**WRITTEN EXERCISE**. Write out the records that appear below, verbatim and complete, but without pictures.

**ENTRIES SHOWN**.
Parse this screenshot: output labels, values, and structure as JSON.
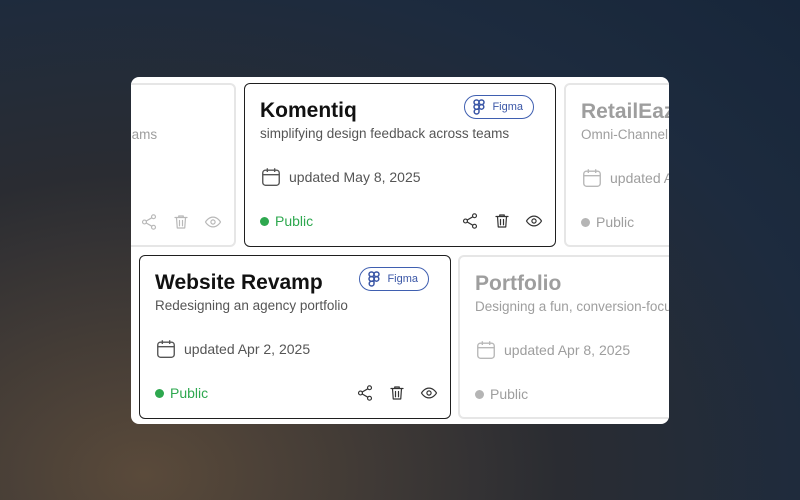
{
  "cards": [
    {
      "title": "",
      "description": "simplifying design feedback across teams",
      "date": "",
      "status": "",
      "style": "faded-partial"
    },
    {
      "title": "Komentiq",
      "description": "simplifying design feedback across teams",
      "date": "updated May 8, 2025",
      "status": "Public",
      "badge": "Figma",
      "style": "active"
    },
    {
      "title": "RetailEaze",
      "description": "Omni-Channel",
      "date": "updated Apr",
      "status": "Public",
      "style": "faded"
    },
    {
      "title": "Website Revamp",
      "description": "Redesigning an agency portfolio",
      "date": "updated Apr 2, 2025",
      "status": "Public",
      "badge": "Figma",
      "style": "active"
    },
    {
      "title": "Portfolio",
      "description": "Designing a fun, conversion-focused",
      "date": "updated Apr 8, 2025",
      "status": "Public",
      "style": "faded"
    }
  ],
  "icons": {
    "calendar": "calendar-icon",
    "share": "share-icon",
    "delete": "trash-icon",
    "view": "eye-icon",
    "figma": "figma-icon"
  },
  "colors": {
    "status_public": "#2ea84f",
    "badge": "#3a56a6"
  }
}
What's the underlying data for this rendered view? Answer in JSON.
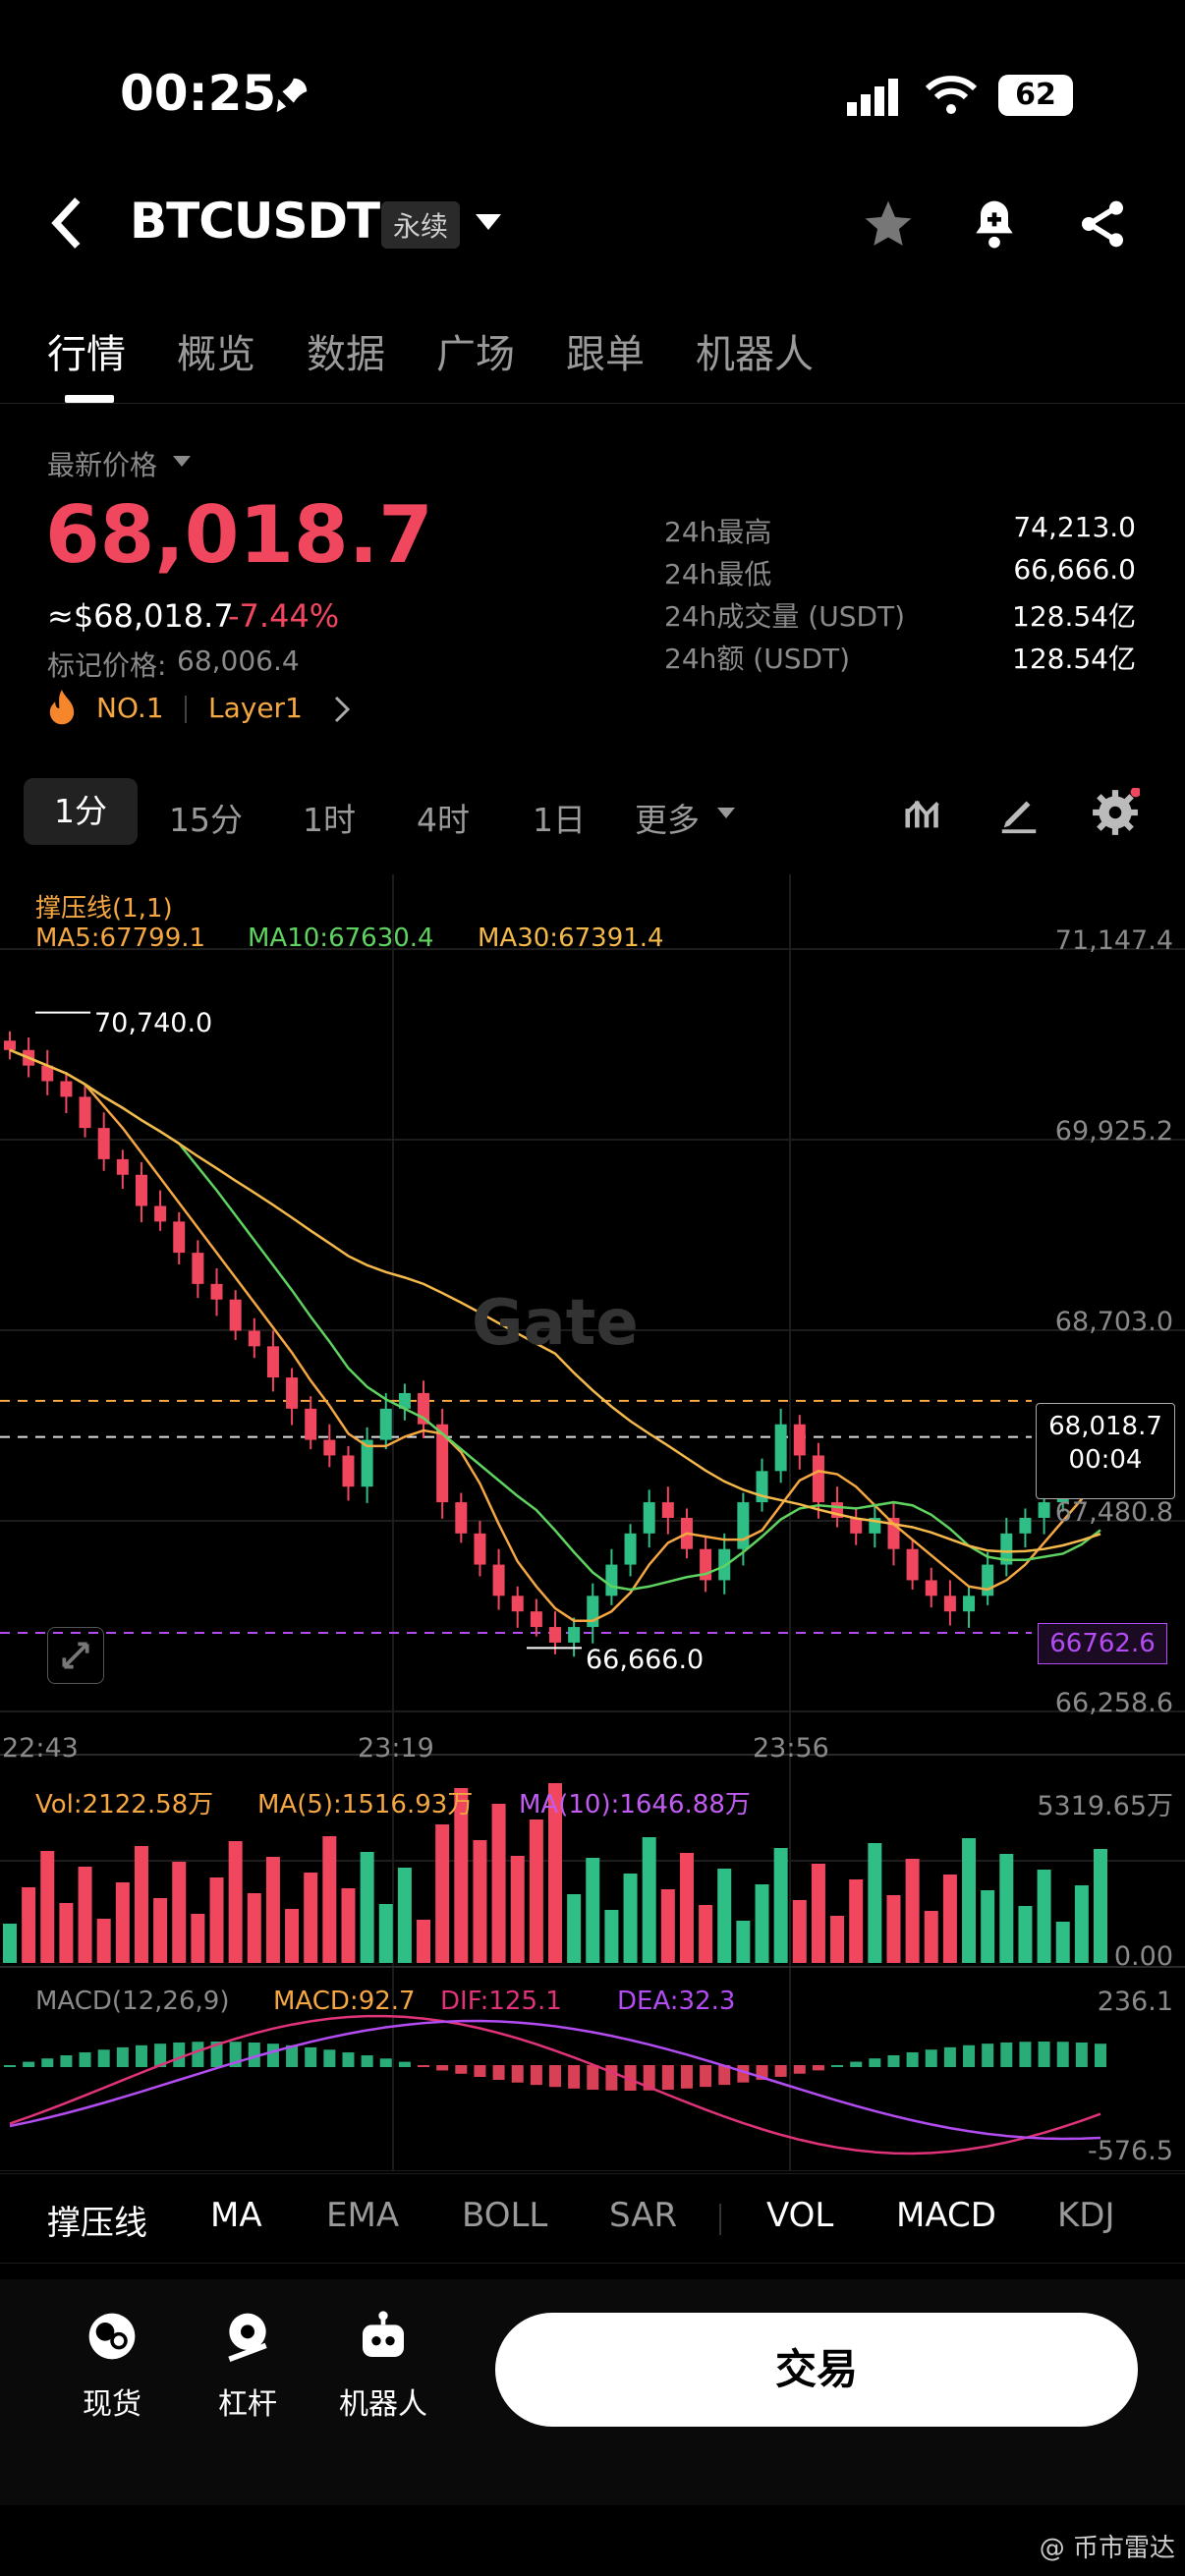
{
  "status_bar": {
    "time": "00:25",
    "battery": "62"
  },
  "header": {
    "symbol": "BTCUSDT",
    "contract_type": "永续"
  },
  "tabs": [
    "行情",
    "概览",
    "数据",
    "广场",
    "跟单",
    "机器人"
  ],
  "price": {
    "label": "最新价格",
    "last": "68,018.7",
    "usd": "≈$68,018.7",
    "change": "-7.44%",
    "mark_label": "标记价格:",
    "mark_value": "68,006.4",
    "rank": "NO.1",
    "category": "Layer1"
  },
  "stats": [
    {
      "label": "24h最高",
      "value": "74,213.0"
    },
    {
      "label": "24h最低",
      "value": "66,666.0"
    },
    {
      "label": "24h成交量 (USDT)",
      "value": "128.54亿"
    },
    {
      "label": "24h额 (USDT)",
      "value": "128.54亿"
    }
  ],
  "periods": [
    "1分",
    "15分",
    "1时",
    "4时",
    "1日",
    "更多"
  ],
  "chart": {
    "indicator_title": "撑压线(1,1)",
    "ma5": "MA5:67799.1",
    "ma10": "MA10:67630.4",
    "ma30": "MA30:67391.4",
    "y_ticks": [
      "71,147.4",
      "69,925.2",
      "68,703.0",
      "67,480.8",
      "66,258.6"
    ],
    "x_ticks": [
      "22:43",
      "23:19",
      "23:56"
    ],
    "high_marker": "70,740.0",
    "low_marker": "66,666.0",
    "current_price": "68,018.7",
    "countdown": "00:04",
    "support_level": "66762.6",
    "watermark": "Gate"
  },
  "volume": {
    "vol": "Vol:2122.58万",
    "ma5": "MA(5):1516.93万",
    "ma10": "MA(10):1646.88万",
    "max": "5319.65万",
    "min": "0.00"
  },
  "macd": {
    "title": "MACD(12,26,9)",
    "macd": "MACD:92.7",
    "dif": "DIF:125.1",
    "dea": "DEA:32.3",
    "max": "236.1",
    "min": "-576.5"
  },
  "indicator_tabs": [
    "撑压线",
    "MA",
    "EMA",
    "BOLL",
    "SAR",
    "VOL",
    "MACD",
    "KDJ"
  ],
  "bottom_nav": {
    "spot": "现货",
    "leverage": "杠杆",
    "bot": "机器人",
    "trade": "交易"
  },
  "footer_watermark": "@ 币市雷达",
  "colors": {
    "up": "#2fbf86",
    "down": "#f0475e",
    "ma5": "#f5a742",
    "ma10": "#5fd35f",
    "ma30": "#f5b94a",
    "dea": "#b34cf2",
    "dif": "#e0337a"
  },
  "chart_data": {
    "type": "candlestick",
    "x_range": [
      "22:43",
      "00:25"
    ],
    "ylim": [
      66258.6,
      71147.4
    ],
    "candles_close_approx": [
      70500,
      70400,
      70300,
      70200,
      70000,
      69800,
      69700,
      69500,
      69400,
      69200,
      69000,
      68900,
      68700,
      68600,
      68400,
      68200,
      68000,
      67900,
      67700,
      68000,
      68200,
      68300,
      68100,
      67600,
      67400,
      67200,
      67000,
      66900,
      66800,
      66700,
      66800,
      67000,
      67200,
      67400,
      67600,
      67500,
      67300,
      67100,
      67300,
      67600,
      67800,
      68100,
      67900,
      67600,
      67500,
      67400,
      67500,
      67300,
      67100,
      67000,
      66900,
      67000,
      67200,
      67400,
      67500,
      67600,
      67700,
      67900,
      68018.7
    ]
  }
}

**THE OUTPUT**.
Parse this screenshot: output labels, values, and structure as JSON.
{
  "cards": [
    {
      "title": "",
      "description": "simplifying design feedback across teams",
      "date": "",
      "status": "",
      "style": "faded-partial"
    },
    {
      "title": "Komentiq",
      "description": "simplifying design feedback across teams",
      "date": "updated May 8, 2025",
      "status": "Public",
      "badge": "Figma",
      "style": "active"
    },
    {
      "title": "RetailEaze",
      "description": "Omni-Channel",
      "date": "updated Apr",
      "status": "Public",
      "style": "faded"
    },
    {
      "title": "Website Revamp",
      "description": "Redesigning an agency portfolio",
      "date": "updated Apr 2, 2025",
      "status": "Public",
      "badge": "Figma",
      "style": "active"
    },
    {
      "title": "Portfolio",
      "description": "Designing a fun, conversion-focused",
      "date": "updated Apr 8, 2025",
      "status": "Public",
      "style": "faded"
    }
  ],
  "icons": {
    "calendar": "calendar-icon",
    "share": "share-icon",
    "delete": "trash-icon",
    "view": "eye-icon",
    "figma": "figma-icon"
  },
  "colors": {
    "status_public": "#2ea84f",
    "badge": "#3a56a6"
  }
}
What's the underlying data for this rendered view? Answer in JSON.
{
  "status_bar": {
    "time": "00:25",
    "battery": "62"
  },
  "header": {
    "symbol": "BTCUSDT",
    "contract_type": "永续"
  },
  "tabs": [
    "行情",
    "概览",
    "数据",
    "广场",
    "跟单",
    "机器人"
  ],
  "price": {
    "label": "最新价格",
    "last": "68,018.7",
    "usd": "≈$68,018.7",
    "change": "-7.44%",
    "mark_label": "标记价格:",
    "mark_value": "68,006.4",
    "rank": "NO.1",
    "category": "Layer1"
  },
  "stats": [
    {
      "label": "24h最高",
      "value": "74,213.0"
    },
    {
      "label": "24h最低",
      "value": "66,666.0"
    },
    {
      "label": "24h成交量 (USDT)",
      "value": "128.54亿"
    },
    {
      "label": "24h额 (USDT)",
      "value": "128.54亿"
    }
  ],
  "periods": [
    "1分",
    "15分",
    "1时",
    "4时",
    "1日",
    "更多"
  ],
  "chart": {
    "indicator_title": "撑压线(1,1)",
    "ma5": "MA5:67799.1",
    "ma10": "MA10:67630.4",
    "ma30": "MA30:67391.4",
    "y_ticks": [
      "71,147.4",
      "69,925.2",
      "68,703.0",
      "67,480.8",
      "66,258.6"
    ],
    "x_ticks": [
      "22:43",
      "23:19",
      "23:56"
    ],
    "high_marker": "70,740.0",
    "low_marker": "66,666.0",
    "current_price": "68,018.7",
    "countdown": "00:04",
    "support_level": "66762.6",
    "watermark": "Gate"
  },
  "volume": {
    "vol": "Vol:2122.58万",
    "ma5": "MA(5):1516.93万",
    "ma10": "MA(10):1646.88万",
    "max": "5319.65万",
    "min": "0.00"
  },
  "macd": {
    "title": "MACD(12,26,9)",
    "macd": "MACD:92.7",
    "dif": "DIF:125.1",
    "dea": "DEA:32.3",
    "max": "236.1",
    "min": "-576.5"
  },
  "indicator_tabs": [
    "撑压线",
    "MA",
    "EMA",
    "BOLL",
    "SAR",
    "VOL",
    "MACD",
    "KDJ"
  ],
  "bottom_nav": {
    "spot": "现货",
    "leverage": "杠杆",
    "bot": "机器人",
    "trade": "交易"
  },
  "footer_watermark": "@ 币市雷达",
  "colors": {
    "up": "#2fbf86",
    "down": "#f0475e",
    "ma5": "#f5a742",
    "ma10": "#5fd35f",
    "ma30": "#f5b94a",
    "dea": "#b34cf2",
    "dif": "#e0337a"
  },
  "chart_data": {
    "type": "candlestick",
    "x_range": [
      "22:43",
      "00:25"
    ],
    "ylim": [
      66258.6,
      71147.4
    ],
    "candles_close_approx": [
      70500,
      70400,
      70300,
      70200,
      70000,
      69800,
      69700,
      69500,
      69400,
      69200,
      69000,
      68900,
      68700,
      68600,
      68400,
      68200,
      68000,
      67900,
      67700,
      68000,
      68200,
      68300,
      68100,
      67600,
      67400,
      67200,
      67000,
      66900,
      66800,
      66700,
      66800,
      67000,
      67200,
      67400,
      67600,
      67500,
      67300,
      67100,
      67300,
      67600,
      67800,
      68100,
      67900,
      67600,
      67500,
      67400,
      67500,
      67300,
      67100,
      67000,
      66900,
      67000,
      67200,
      67400,
      67500,
      67600,
      67700,
      67900,
      68018.7
    ]
  }
}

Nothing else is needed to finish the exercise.